— START OF The input —
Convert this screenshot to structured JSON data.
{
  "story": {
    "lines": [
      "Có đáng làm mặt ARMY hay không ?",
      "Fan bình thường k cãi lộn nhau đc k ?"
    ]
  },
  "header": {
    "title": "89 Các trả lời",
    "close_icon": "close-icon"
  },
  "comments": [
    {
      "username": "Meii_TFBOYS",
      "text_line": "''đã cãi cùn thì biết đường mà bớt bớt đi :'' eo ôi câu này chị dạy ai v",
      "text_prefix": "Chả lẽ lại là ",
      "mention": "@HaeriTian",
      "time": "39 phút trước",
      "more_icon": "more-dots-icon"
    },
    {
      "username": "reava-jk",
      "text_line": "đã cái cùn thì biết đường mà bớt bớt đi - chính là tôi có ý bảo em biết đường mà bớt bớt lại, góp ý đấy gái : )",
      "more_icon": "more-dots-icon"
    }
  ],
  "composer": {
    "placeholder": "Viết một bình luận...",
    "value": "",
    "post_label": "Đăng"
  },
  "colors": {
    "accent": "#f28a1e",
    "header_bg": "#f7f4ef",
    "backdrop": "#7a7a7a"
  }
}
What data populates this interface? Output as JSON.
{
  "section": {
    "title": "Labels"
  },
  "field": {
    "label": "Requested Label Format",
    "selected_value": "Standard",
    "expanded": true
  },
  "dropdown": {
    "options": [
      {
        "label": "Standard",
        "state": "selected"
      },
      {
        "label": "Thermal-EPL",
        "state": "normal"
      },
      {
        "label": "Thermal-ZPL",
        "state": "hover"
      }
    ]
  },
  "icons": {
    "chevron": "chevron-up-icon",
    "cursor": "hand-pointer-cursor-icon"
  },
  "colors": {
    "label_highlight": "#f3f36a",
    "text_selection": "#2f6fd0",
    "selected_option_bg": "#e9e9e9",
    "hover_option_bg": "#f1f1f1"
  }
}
— END OF The input —
Given exercise>
Find every line that holds "state" and copy it.

Exercise answer>
        "state": "selected"
        "state": "normal"
        "state": "hover"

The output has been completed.